Stated exercise ::
Can you write out the whole listing exactly?

=-=-=-=-=

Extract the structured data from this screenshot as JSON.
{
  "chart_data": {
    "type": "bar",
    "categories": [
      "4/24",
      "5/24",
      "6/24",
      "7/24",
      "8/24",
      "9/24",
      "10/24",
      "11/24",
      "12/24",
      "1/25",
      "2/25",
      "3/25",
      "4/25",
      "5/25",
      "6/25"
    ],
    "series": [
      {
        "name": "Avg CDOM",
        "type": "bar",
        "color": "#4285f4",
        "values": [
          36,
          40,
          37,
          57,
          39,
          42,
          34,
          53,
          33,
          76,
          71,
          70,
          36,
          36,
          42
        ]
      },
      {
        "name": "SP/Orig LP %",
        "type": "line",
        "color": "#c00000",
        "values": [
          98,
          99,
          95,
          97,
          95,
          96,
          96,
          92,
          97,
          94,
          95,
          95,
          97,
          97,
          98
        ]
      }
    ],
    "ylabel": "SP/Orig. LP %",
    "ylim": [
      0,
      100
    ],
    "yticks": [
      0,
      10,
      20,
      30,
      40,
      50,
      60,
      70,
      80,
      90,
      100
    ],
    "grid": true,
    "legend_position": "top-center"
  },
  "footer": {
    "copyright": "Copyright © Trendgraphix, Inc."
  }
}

=-=-=-=-=

Answer to this problem ::
Extract the structured data from this screenshot as JSON.
{
  "chart_data": {
    "type": "bar",
    "categories": [
      "4/24",
      "5/24",
      "6/24",
      "7/24",
      "8/24",
      "9/24",
      "10/24",
      "11/24",
      "12/24",
      "1/25",
      "2/25",
      "3/25",
      "4/25",
      "5/25",
      "6/25"
    ],
    "series": [
      {
        "name": "Avg CDOM",
        "type": "bar",
        "color": "#4285f4",
        "values": [
          36,
          40,
          37,
          57,
          39,
          42,
          34,
          53,
          33,
          76,
          71,
          70,
          36,
          36,
          42
        ]
      },
      {
        "name": "SP/Orig LP %",
        "type": "line",
        "color": "#c00000",
        "values": [
          98,
          99,
          95,
          97,
          95,
          96,
          96,
          92,
          97,
          94,
          95,
          95,
          97,
          97,
          98
        ]
      }
    ],
    "ylabel": "SP/Orig. LP %",
    "ylim": [
      0,
      100
    ],
    "yticks": [
      0,
      10,
      20,
      30,
      40,
      50,
      60,
      70,
      80,
      90,
      100
    ],
    "grid": true,
    "legend_position": "top-center"
  },
  "footer": {
    "copyright": "Copyright © Trendgraphix, Inc."
  }
}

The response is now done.